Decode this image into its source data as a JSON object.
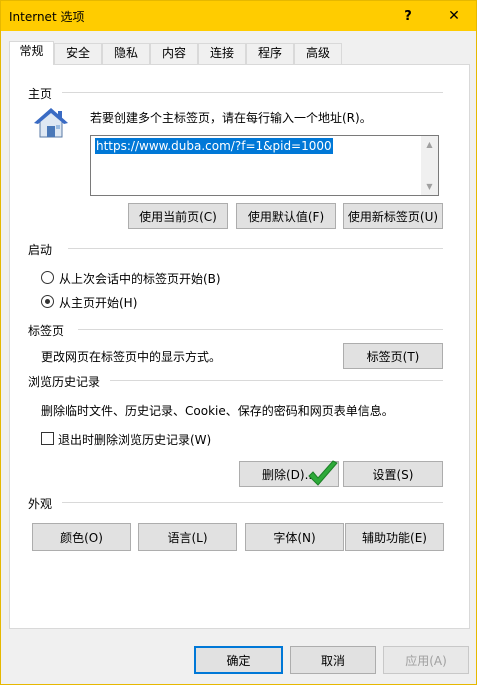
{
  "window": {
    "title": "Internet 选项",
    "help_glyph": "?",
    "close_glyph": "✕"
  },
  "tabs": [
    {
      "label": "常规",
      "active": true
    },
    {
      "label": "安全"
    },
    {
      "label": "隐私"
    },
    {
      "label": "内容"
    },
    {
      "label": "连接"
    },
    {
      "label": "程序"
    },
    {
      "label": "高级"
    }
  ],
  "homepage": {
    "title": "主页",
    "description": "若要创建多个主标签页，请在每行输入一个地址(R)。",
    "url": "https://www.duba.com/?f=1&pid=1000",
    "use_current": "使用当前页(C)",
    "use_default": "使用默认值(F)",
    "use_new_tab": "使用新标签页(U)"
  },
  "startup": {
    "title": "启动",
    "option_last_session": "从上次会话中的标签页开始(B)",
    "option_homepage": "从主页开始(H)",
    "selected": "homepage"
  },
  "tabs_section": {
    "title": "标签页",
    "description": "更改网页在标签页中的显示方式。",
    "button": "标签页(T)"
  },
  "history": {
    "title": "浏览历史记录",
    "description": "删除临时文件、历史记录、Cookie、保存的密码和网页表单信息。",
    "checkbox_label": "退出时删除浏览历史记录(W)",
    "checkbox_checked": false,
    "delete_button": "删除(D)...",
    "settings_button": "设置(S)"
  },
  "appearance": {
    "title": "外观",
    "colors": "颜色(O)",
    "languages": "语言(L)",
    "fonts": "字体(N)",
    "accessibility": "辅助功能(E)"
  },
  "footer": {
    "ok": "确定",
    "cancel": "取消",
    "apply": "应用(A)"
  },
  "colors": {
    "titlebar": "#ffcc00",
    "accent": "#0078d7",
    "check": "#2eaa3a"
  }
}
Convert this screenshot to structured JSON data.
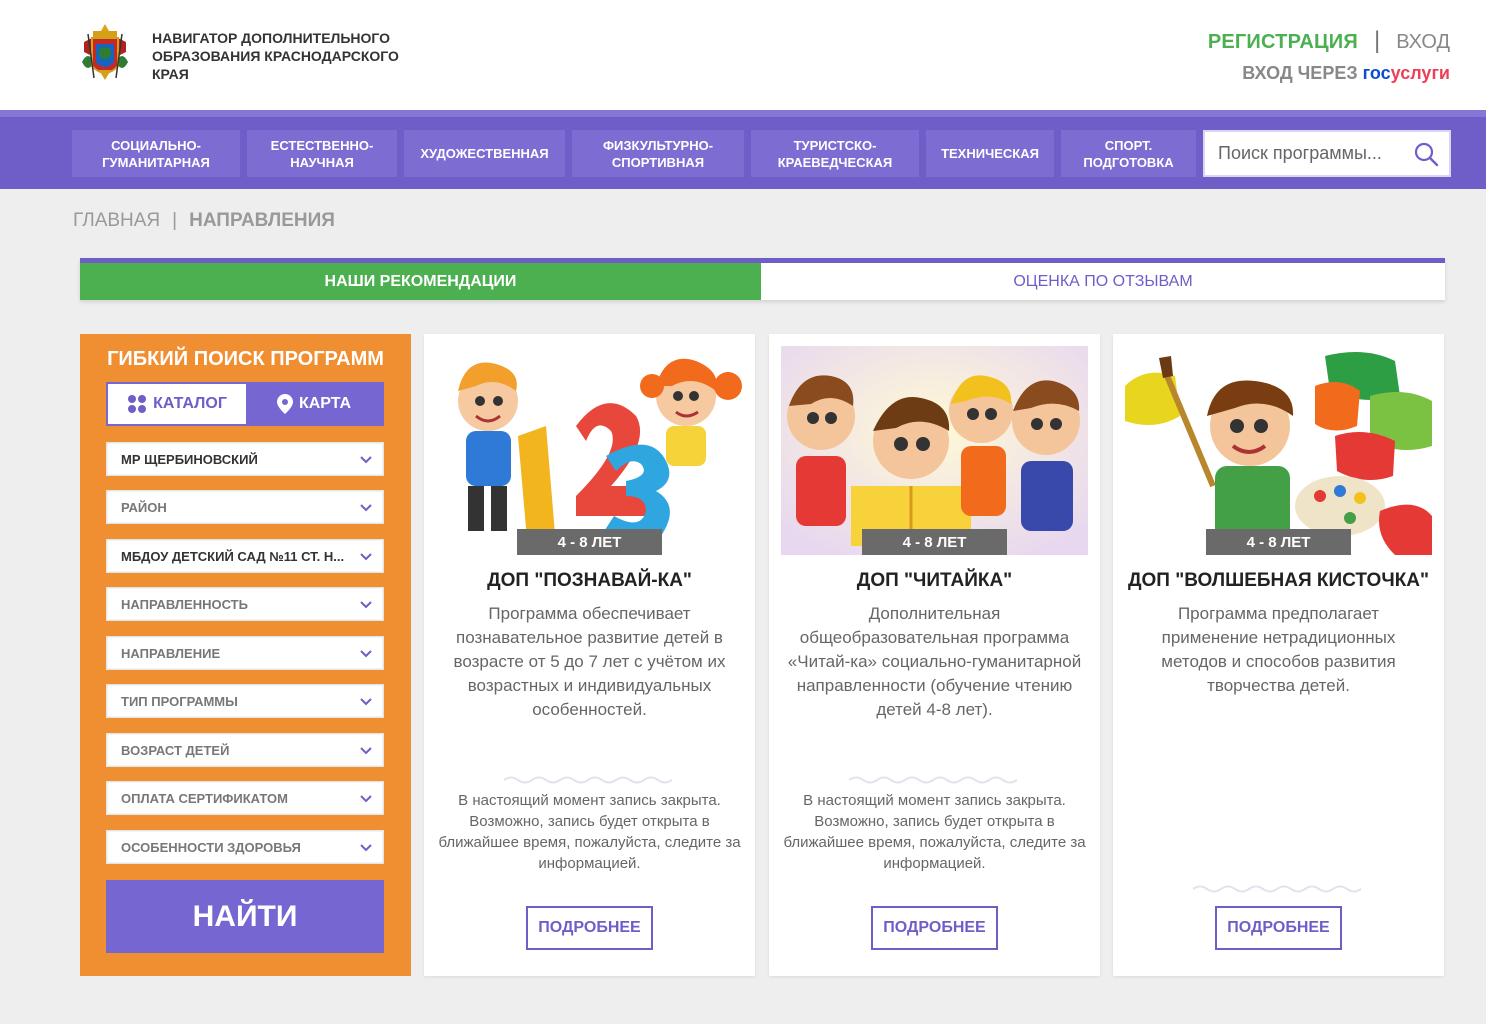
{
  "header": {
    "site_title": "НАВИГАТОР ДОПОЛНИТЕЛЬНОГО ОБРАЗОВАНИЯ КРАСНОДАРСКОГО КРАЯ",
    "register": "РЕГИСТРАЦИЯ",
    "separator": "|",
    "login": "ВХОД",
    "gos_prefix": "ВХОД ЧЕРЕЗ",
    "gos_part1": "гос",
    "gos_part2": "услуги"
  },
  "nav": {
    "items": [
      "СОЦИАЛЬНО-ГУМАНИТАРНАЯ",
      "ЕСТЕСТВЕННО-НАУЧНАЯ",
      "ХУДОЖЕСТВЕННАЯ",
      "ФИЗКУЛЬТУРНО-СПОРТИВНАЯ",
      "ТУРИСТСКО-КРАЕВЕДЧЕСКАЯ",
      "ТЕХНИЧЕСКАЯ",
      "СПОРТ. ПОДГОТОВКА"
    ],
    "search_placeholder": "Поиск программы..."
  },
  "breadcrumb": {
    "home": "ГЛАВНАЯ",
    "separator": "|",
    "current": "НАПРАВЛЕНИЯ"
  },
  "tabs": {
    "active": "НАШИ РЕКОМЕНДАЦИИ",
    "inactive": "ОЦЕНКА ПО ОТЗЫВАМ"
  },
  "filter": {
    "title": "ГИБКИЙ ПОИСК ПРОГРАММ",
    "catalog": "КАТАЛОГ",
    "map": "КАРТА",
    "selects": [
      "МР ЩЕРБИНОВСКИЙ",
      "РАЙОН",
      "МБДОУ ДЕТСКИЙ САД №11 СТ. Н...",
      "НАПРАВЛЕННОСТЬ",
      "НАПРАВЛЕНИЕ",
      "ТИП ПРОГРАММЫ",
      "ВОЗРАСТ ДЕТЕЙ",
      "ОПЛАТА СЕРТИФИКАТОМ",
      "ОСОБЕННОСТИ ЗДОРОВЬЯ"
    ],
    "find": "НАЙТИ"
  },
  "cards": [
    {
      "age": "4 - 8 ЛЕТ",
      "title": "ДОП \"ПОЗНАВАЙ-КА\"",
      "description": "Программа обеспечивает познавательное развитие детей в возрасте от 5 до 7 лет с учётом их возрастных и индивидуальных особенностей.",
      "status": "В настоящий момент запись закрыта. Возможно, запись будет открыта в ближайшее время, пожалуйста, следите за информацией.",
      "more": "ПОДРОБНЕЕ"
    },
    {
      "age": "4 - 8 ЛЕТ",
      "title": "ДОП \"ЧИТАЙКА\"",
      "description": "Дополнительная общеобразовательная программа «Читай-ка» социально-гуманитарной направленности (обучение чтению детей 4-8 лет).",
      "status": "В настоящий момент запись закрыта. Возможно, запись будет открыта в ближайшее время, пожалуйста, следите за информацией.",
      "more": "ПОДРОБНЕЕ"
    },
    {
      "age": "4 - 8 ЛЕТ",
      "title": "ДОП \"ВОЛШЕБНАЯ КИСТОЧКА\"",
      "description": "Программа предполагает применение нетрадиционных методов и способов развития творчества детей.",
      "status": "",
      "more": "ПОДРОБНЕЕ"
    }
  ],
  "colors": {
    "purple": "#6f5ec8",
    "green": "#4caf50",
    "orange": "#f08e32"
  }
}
- - - -
§ TASK DIRECTIONS:
Repeat every record precisely. Any picture among them stays out of the copy.

§ WRITTEN RESPONSE:
Decode this image into its source data as a JSON object.
{
  "window": {
    "title": "Internet 选项",
    "help_glyph": "?",
    "close_glyph": "✕"
  },
  "tabs": [
    {
      "label": "常规",
      "active": true
    },
    {
      "label": "安全"
    },
    {
      "label": "隐私"
    },
    {
      "label": "内容"
    },
    {
      "label": "连接"
    },
    {
      "label": "程序"
    },
    {
      "label": "高级"
    }
  ],
  "homepage": {
    "title": "主页",
    "description": "若要创建多个主标签页，请在每行输入一个地址(R)。",
    "url": "https://www.duba.com/?f=1&pid=1000",
    "use_current": "使用当前页(C)",
    "use_default": "使用默认值(F)",
    "use_new_tab": "使用新标签页(U)"
  },
  "startup": {
    "title": "启动",
    "option_last_session": "从上次会话中的标签页开始(B)",
    "option_homepage": "从主页开始(H)",
    "selected": "homepage"
  },
  "tabs_section": {
    "title": "标签页",
    "description": "更改网页在标签页中的显示方式。",
    "button": "标签页(T)"
  },
  "history": {
    "title": "浏览历史记录",
    "description": "删除临时文件、历史记录、Cookie、保存的密码和网页表单信息。",
    "checkbox_label": "退出时删除浏览历史记录(W)",
    "checkbox_checked": false,
    "delete_button": "删除(D)...",
    "settings_button": "设置(S)"
  },
  "appearance": {
    "title": "外观",
    "colors": "颜色(O)",
    "languages": "语言(L)",
    "fonts": "字体(N)",
    "accessibility": "辅助功能(E)"
  },
  "footer": {
    "ok": "确定",
    "cancel": "取消",
    "apply": "应用(A)"
  },
  "colors": {
    "titlebar": "#ffcc00",
    "accent": "#0078d7",
    "check": "#2eaa3a"
  }
}
Convert this screenshot to structured JSON data.
{
  "header": {
    "site_title": "НАВИГАТОР ДОПОЛНИТЕЛЬНОГО ОБРАЗОВАНИЯ КРАСНОДАРСКОГО КРАЯ",
    "register": "РЕГИСТРАЦИЯ",
    "separator": "|",
    "login": "ВХОД",
    "gos_prefix": "ВХОД ЧЕРЕЗ",
    "gos_part1": "гос",
    "gos_part2": "услуги"
  },
  "nav": {
    "items": [
      "СОЦИАЛЬНО-ГУМАНИТАРНАЯ",
      "ЕСТЕСТВЕННО-НАУЧНАЯ",
      "ХУДОЖЕСТВЕННАЯ",
      "ФИЗКУЛЬТУРНО-СПОРТИВНАЯ",
      "ТУРИСТСКО-КРАЕВЕДЧЕСКАЯ",
      "ТЕХНИЧЕСКАЯ",
      "СПОРТ. ПОДГОТОВКА"
    ],
    "search_placeholder": "Поиск программы..."
  },
  "breadcrumb": {
    "home": "ГЛАВНАЯ",
    "separator": "|",
    "current": "НАПРАВЛЕНИЯ"
  },
  "tabs": {
    "active": "НАШИ РЕКОМЕНДАЦИИ",
    "inactive": "ОЦЕНКА ПО ОТЗЫВАМ"
  },
  "filter": {
    "title": "ГИБКИЙ ПОИСК ПРОГРАММ",
    "catalog": "КАТАЛОГ",
    "map": "КАРТА",
    "selects": [
      "МР ЩЕРБИНОВСКИЙ",
      "РАЙОН",
      "МБДОУ ДЕТСКИЙ САД №11 СТ. Н...",
      "НАПРАВЛЕННОСТЬ",
      "НАПРАВЛЕНИЕ",
      "ТИП ПРОГРАММЫ",
      "ВОЗРАСТ ДЕТЕЙ",
      "ОПЛАТА СЕРТИФИКАТОМ",
      "ОСОБЕННОСТИ ЗДОРОВЬЯ"
    ],
    "find": "НАЙТИ"
  },
  "cards": [
    {
      "age": "4 - 8 ЛЕТ",
      "title": "ДОП \"ПОЗНАВАЙ-КА\"",
      "description": "Программа обеспечивает познавательное развитие детей в возрасте от 5 до 7 лет с учётом их возрастных и индивидуальных особенностей.",
      "status": "В настоящий момент запись закрыта. Возможно, запись будет открыта в ближайшее время, пожалуйста, следите за информацией.",
      "more": "ПОДРОБНЕЕ"
    },
    {
      "age": "4 - 8 ЛЕТ",
      "title": "ДОП \"ЧИТАЙКА\"",
      "description": "Дополнительная общеобразовательная программа «Читай-ка» социально-гуманитарной направленности (обучение чтению детей 4-8 лет).",
      "status": "В настоящий момент запись закрыта. Возможно, запись будет открыта в ближайшее время, пожалуйста, следите за информацией.",
      "more": "ПОДРОБНЕЕ"
    },
    {
      "age": "4 - 8 ЛЕТ",
      "title": "ДОП \"ВОЛШЕБНАЯ КИСТОЧКА\"",
      "description": "Программа предполагает применение нетрадиционных методов и способов развития творчества детей.",
      "status": "",
      "more": "ПОДРОБНЕЕ"
    }
  ],
  "colors": {
    "purple": "#6f5ec8",
    "green": "#4caf50",
    "orange": "#f08e32"
  }
}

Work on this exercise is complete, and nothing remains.